Dataset excerpt:
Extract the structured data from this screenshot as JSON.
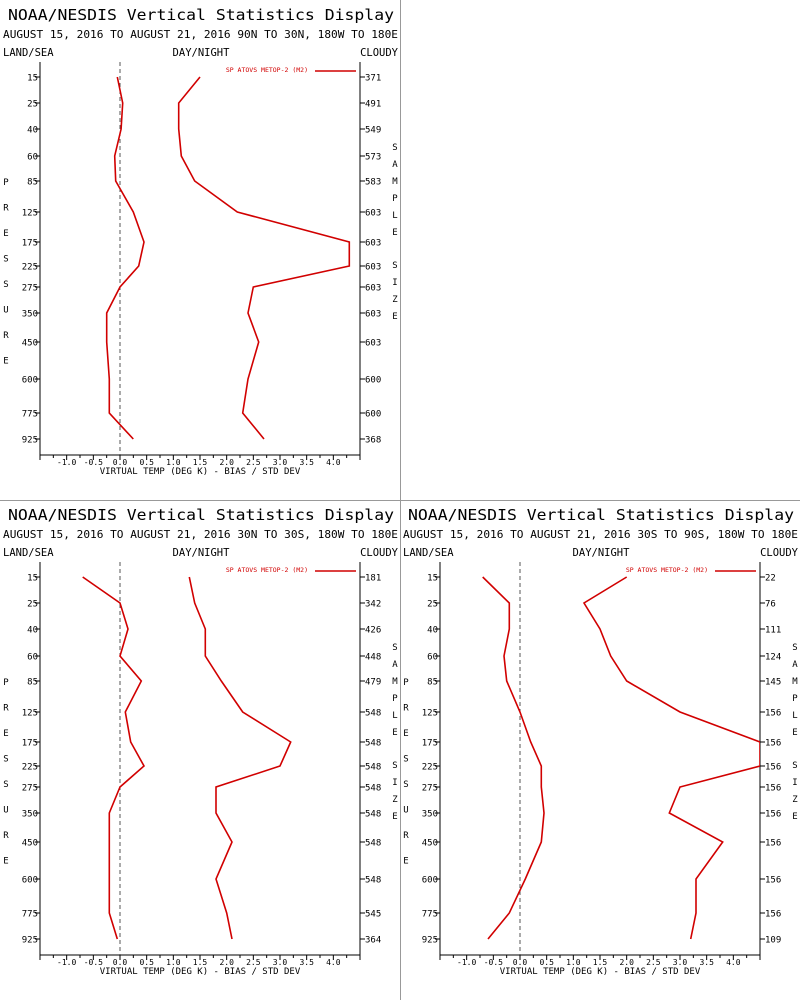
{
  "colors": {
    "line": "#d10000",
    "axis": "#000000",
    "zero": "#555555"
  },
  "labels": {
    "title": "NOAA/NESDIS Vertical Statistics Display",
    "land_sea": "LAND/SEA",
    "day_night": "DAY/NIGHT",
    "cloudy": "CLOUDY",
    "pressure": "PRESSURE",
    "sample_size": "SAMPLE SIZE",
    "xlabel": "VIRTUAL TEMP (DEG K) - BIAS / STD DEV",
    "legend": "SP ATOVS METOP-2 (M2)"
  },
  "chart_data": [
    {
      "type": "line",
      "subtitle": "AUGUST 15, 2016 TO AUGUST 21, 2016  90N TO 30N, 180W TO 180E",
      "xlim": [
        -1.5,
        4.5
      ],
      "xticks": [
        "-1.0",
        "-0.5",
        "0.0",
        "0.5",
        "1.0",
        "1.5",
        "2.0",
        "2.5",
        "3.0",
        "3.5",
        "4.0"
      ],
      "pressure": [
        "15",
        "25",
        "40",
        "60",
        "85",
        "125",
        "175",
        "225",
        "275",
        "350",
        "450",
        "600",
        "775",
        "925"
      ],
      "sample_size": [
        "371",
        "491",
        "549",
        "573",
        "583",
        "603",
        "603",
        "603",
        "603",
        "603",
        "603",
        "600",
        "600",
        "368"
      ],
      "series": [
        {
          "role": "bias",
          "values": [
            -0.05,
            0.05,
            0.02,
            -0.1,
            -0.08,
            0.25,
            0.45,
            0.35,
            0.0,
            -0.25,
            -0.25,
            -0.2,
            -0.2,
            0.25
          ]
        },
        {
          "role": "std_dev",
          "values": [
            1.5,
            1.1,
            1.1,
            1.15,
            1.4,
            2.2,
            4.3,
            4.3,
            2.5,
            2.4,
            2.6,
            2.4,
            2.3,
            2.7
          ]
        }
      ]
    },
    {
      "type": "line",
      "subtitle": "AUGUST 15, 2016 TO AUGUST 21, 2016  30N TO 30S, 180W TO 180E",
      "xlim": [
        -1.5,
        4.5
      ],
      "xticks": [
        "-1.0",
        "-0.5",
        "0.0",
        "0.5",
        "1.0",
        "1.5",
        "2.0",
        "2.5",
        "3.0",
        "3.5",
        "4.0"
      ],
      "pressure": [
        "15",
        "25",
        "40",
        "60",
        "85",
        "125",
        "175",
        "225",
        "275",
        "350",
        "450",
        "600",
        "775",
        "925"
      ],
      "sample_size": [
        "181",
        "342",
        "426",
        "448",
        "479",
        "548",
        "548",
        "548",
        "548",
        "548",
        "548",
        "548",
        "545",
        "364"
      ],
      "series": [
        {
          "role": "bias",
          "values": [
            -0.7,
            0.0,
            0.15,
            0.0,
            0.4,
            0.1,
            0.2,
            0.45,
            0.0,
            -0.2,
            -0.2,
            -0.2,
            -0.2,
            -0.05
          ]
        },
        {
          "role": "std_dev",
          "values": [
            1.3,
            1.4,
            1.6,
            1.6,
            1.9,
            2.3,
            3.2,
            3.0,
            1.8,
            1.8,
            2.1,
            1.8,
            2.0,
            2.1
          ]
        }
      ]
    },
    {
      "type": "line",
      "subtitle": "AUGUST 15, 2016 TO AUGUST 21, 2016  30S TO 90S, 180W TO 180E",
      "xlim": [
        -1.5,
        4.5
      ],
      "xticks": [
        "-1.0",
        "-0.5",
        "0.0",
        "0.5",
        "1.0",
        "1.5",
        "2.0",
        "2.5",
        "3.0",
        "3.5",
        "4.0"
      ],
      "pressure": [
        "15",
        "25",
        "40",
        "60",
        "85",
        "125",
        "175",
        "225",
        "275",
        "350",
        "450",
        "600",
        "775",
        "925"
      ],
      "sample_size": [
        "22",
        "76",
        "111",
        "124",
        "145",
        "156",
        "156",
        "156",
        "156",
        "156",
        "156",
        "156",
        "156",
        "109"
      ],
      "series": [
        {
          "role": "bias",
          "values": [
            -0.7,
            -0.2,
            -0.2,
            -0.3,
            -0.25,
            0.0,
            0.2,
            0.4,
            0.4,
            0.45,
            0.4,
            0.1,
            -0.2,
            -0.6
          ]
        },
        {
          "role": "std_dev",
          "values": [
            2.0,
            1.2,
            1.5,
            1.7,
            2.0,
            3.0,
            4.5,
            4.5,
            3.0,
            2.8,
            3.8,
            3.3,
            3.3,
            3.2
          ]
        }
      ]
    }
  ]
}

■ Exercise prompt ■
Images must not appear in the copy; reproduce everything else in the records verbatim.

■ Written answer ■
Extract the structured data from this screenshot as JSON.
{
  "colors": {
    "line": "#d10000",
    "axis": "#000000",
    "zero": "#555555"
  },
  "labels": {
    "title": "NOAA/NESDIS Vertical Statistics Display",
    "land_sea": "LAND/SEA",
    "day_night": "DAY/NIGHT",
    "cloudy": "CLOUDY",
    "pressure": "PRESSURE",
    "sample_size": "SAMPLE SIZE",
    "xlabel": "VIRTUAL TEMP (DEG K) - BIAS / STD DEV",
    "legend": "SP ATOVS METOP-2 (M2)"
  },
  "chart_data": [
    {
      "type": "line",
      "subtitle": "AUGUST 15, 2016 TO AUGUST 21, 2016  90N TO 30N, 180W TO 180E",
      "xlim": [
        -1.5,
        4.5
      ],
      "xticks": [
        "-1.0",
        "-0.5",
        "0.0",
        "0.5",
        "1.0",
        "1.5",
        "2.0",
        "2.5",
        "3.0",
        "3.5",
        "4.0"
      ],
      "pressure": [
        "15",
        "25",
        "40",
        "60",
        "85",
        "125",
        "175",
        "225",
        "275",
        "350",
        "450",
        "600",
        "775",
        "925"
      ],
      "sample_size": [
        "371",
        "491",
        "549",
        "573",
        "583",
        "603",
        "603",
        "603",
        "603",
        "603",
        "603",
        "600",
        "600",
        "368"
      ],
      "series": [
        {
          "role": "bias",
          "values": [
            -0.05,
            0.05,
            0.02,
            -0.1,
            -0.08,
            0.25,
            0.45,
            0.35,
            0.0,
            -0.25,
            -0.25,
            -0.2,
            -0.2,
            0.25
          ]
        },
        {
          "role": "std_dev",
          "values": [
            1.5,
            1.1,
            1.1,
            1.15,
            1.4,
            2.2,
            4.3,
            4.3,
            2.5,
            2.4,
            2.6,
            2.4,
            2.3,
            2.7
          ]
        }
      ]
    },
    {
      "type": "line",
      "subtitle": "AUGUST 15, 2016 TO AUGUST 21, 2016  30N TO 30S, 180W TO 180E",
      "xlim": [
        -1.5,
        4.5
      ],
      "xticks": [
        "-1.0",
        "-0.5",
        "0.0",
        "0.5",
        "1.0",
        "1.5",
        "2.0",
        "2.5",
        "3.0",
        "3.5",
        "4.0"
      ],
      "pressure": [
        "15",
        "25",
        "40",
        "60",
        "85",
        "125",
        "175",
        "225",
        "275",
        "350",
        "450",
        "600",
        "775",
        "925"
      ],
      "sample_size": [
        "181",
        "342",
        "426",
        "448",
        "479",
        "548",
        "548",
        "548",
        "548",
        "548",
        "548",
        "548",
        "545",
        "364"
      ],
      "series": [
        {
          "role": "bias",
          "values": [
            -0.7,
            0.0,
            0.15,
            0.0,
            0.4,
            0.1,
            0.2,
            0.45,
            0.0,
            -0.2,
            -0.2,
            -0.2,
            -0.2,
            -0.05
          ]
        },
        {
          "role": "std_dev",
          "values": [
            1.3,
            1.4,
            1.6,
            1.6,
            1.9,
            2.3,
            3.2,
            3.0,
            1.8,
            1.8,
            2.1,
            1.8,
            2.0,
            2.1
          ]
        }
      ]
    },
    {
      "type": "line",
      "subtitle": "AUGUST 15, 2016 TO AUGUST 21, 2016  30S TO 90S, 180W TO 180E",
      "xlim": [
        -1.5,
        4.5
      ],
      "xticks": [
        "-1.0",
        "-0.5",
        "0.0",
        "0.5",
        "1.0",
        "1.5",
        "2.0",
        "2.5",
        "3.0",
        "3.5",
        "4.0"
      ],
      "pressure": [
        "15",
        "25",
        "40",
        "60",
        "85",
        "125",
        "175",
        "225",
        "275",
        "350",
        "450",
        "600",
        "775",
        "925"
      ],
      "sample_size": [
        "22",
        "76",
        "111",
        "124",
        "145",
        "156",
        "156",
        "156",
        "156",
        "156",
        "156",
        "156",
        "156",
        "109"
      ],
      "series": [
        {
          "role": "bias",
          "values": [
            -0.7,
            -0.2,
            -0.2,
            -0.3,
            -0.25,
            0.0,
            0.2,
            0.4,
            0.4,
            0.45,
            0.4,
            0.1,
            -0.2,
            -0.6
          ]
        },
        {
          "role": "std_dev",
          "values": [
            2.0,
            1.2,
            1.5,
            1.7,
            2.0,
            3.0,
            4.5,
            4.5,
            3.0,
            2.8,
            3.8,
            3.3,
            3.3,
            3.2
          ]
        }
      ]
    }
  ]
}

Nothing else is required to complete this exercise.